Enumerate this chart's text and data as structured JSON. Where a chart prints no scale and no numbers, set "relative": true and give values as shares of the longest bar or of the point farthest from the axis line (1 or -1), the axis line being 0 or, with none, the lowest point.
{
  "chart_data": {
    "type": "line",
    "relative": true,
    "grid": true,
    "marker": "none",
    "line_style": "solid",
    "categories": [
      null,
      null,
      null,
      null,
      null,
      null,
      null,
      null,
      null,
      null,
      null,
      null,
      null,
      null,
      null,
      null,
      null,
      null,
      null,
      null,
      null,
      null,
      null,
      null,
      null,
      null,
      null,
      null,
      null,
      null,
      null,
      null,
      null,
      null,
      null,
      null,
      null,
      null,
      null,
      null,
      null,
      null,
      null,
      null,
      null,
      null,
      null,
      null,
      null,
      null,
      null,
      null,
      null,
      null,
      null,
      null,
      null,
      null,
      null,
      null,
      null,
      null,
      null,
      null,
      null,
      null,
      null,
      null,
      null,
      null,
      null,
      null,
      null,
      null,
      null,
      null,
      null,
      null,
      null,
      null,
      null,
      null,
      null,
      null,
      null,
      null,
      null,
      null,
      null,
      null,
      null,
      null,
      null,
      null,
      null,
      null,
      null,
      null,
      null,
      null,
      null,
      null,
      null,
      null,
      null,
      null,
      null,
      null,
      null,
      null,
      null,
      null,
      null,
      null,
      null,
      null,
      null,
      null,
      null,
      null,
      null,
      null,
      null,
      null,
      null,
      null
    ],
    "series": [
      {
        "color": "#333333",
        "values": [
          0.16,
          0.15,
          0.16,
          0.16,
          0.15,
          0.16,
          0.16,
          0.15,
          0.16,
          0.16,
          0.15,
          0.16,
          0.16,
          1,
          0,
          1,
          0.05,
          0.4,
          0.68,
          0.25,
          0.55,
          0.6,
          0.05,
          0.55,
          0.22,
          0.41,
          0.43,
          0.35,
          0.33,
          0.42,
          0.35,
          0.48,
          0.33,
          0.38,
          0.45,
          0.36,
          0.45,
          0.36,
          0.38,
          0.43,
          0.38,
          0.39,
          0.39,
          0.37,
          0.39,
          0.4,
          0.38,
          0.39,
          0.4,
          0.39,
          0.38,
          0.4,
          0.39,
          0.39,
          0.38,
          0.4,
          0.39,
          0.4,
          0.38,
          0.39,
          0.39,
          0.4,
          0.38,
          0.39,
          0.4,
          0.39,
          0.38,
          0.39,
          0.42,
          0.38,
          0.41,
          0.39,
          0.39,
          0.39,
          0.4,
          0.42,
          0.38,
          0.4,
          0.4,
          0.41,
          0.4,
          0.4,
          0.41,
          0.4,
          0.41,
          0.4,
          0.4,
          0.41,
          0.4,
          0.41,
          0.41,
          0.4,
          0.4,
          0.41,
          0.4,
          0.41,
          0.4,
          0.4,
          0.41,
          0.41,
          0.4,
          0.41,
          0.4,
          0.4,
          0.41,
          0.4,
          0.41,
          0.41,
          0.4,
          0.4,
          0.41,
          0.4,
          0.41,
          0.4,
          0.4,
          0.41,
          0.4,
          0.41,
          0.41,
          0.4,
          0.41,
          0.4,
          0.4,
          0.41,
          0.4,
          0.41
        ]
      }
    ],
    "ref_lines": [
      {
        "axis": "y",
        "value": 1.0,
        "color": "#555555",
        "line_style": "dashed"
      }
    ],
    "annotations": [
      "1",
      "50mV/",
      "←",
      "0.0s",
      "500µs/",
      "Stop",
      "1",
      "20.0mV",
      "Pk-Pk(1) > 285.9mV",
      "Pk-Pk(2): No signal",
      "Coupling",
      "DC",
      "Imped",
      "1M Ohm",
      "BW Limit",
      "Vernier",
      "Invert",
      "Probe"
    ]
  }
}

★ ★ ★ ★ ★

**What is needed:**
Print the entries exactly. Include every one.

**Solved problem:**
Enumerate this chart's text and data as structured JSON. Where a chart prints no scale and no numbers, set "relative": true and give values as shares of the longest bar or of the point farthest from the axis line (1 or -1), the axis line being 0 or, with none, the lowest point.
{
  "chart_data": {
    "type": "line",
    "relative": true,
    "grid": true,
    "marker": "none",
    "line_style": "solid",
    "categories": [
      null,
      null,
      null,
      null,
      null,
      null,
      null,
      null,
      null,
      null,
      null,
      null,
      null,
      null,
      null,
      null,
      null,
      null,
      null,
      null,
      null,
      null,
      null,
      null,
      null,
      null,
      null,
      null,
      null,
      null,
      null,
      null,
      null,
      null,
      null,
      null,
      null,
      null,
      null,
      null,
      null,
      null,
      null,
      null,
      null,
      null,
      null,
      null,
      null,
      null,
      null,
      null,
      null,
      null,
      null,
      null,
      null,
      null,
      null,
      null,
      null,
      null,
      null,
      null,
      null,
      null,
      null,
      null,
      null,
      null,
      null,
      null,
      null,
      null,
      null,
      null,
      null,
      null,
      null,
      null,
      null,
      null,
      null,
      null,
      null,
      null,
      null,
      null,
      null,
      null,
      null,
      null,
      null,
      null,
      null,
      null,
      null,
      null,
      null,
      null,
      null,
      null,
      null,
      null,
      null,
      null,
      null,
      null,
      null,
      null,
      null,
      null,
      null,
      null,
      null,
      null,
      null,
      null,
      null,
      null,
      null,
      null,
      null,
      null,
      null,
      null
    ],
    "series": [
      {
        "color": "#333333",
        "values": [
          0.16,
          0.15,
          0.16,
          0.16,
          0.15,
          0.16,
          0.16,
          0.15,
          0.16,
          0.16,
          0.15,
          0.16,
          0.16,
          1,
          0,
          1,
          0.05,
          0.4,
          0.68,
          0.25,
          0.55,
          0.6,
          0.05,
          0.55,
          0.22,
          0.41,
          0.43,
          0.35,
          0.33,
          0.42,
          0.35,
          0.48,
          0.33,
          0.38,
          0.45,
          0.36,
          0.45,
          0.36,
          0.38,
          0.43,
          0.38,
          0.39,
          0.39,
          0.37,
          0.39,
          0.4,
          0.38,
          0.39,
          0.4,
          0.39,
          0.38,
          0.4,
          0.39,
          0.39,
          0.38,
          0.4,
          0.39,
          0.4,
          0.38,
          0.39,
          0.39,
          0.4,
          0.38,
          0.39,
          0.4,
          0.39,
          0.38,
          0.39,
          0.42,
          0.38,
          0.41,
          0.39,
          0.39,
          0.39,
          0.4,
          0.42,
          0.38,
          0.4,
          0.4,
          0.41,
          0.4,
          0.4,
          0.41,
          0.4,
          0.41,
          0.4,
          0.4,
          0.41,
          0.4,
          0.41,
          0.41,
          0.4,
          0.4,
          0.41,
          0.4,
          0.41,
          0.4,
          0.4,
          0.41,
          0.41,
          0.4,
          0.41,
          0.4,
          0.4,
          0.41,
          0.4,
          0.41,
          0.41,
          0.4,
          0.4,
          0.41,
          0.4,
          0.41,
          0.4,
          0.4,
          0.41,
          0.4,
          0.41,
          0.41,
          0.4,
          0.41,
          0.4,
          0.4,
          0.41,
          0.4,
          0.41
        ]
      }
    ],
    "ref_lines": [
      {
        "axis": "y",
        "value": 1.0,
        "color": "#555555",
        "line_style": "dashed"
      }
    ],
    "annotations": [
      "1",
      "50mV/",
      "←",
      "0.0s",
      "500µs/",
      "Stop",
      "1",
      "20.0mV",
      "Pk-Pk(1) > 285.9mV",
      "Pk-Pk(2): No signal",
      "Coupling",
      "DC",
      "Imped",
      "1M Ohm",
      "BW Limit",
      "Vernier",
      "Invert",
      "Probe"
    ]
  }
}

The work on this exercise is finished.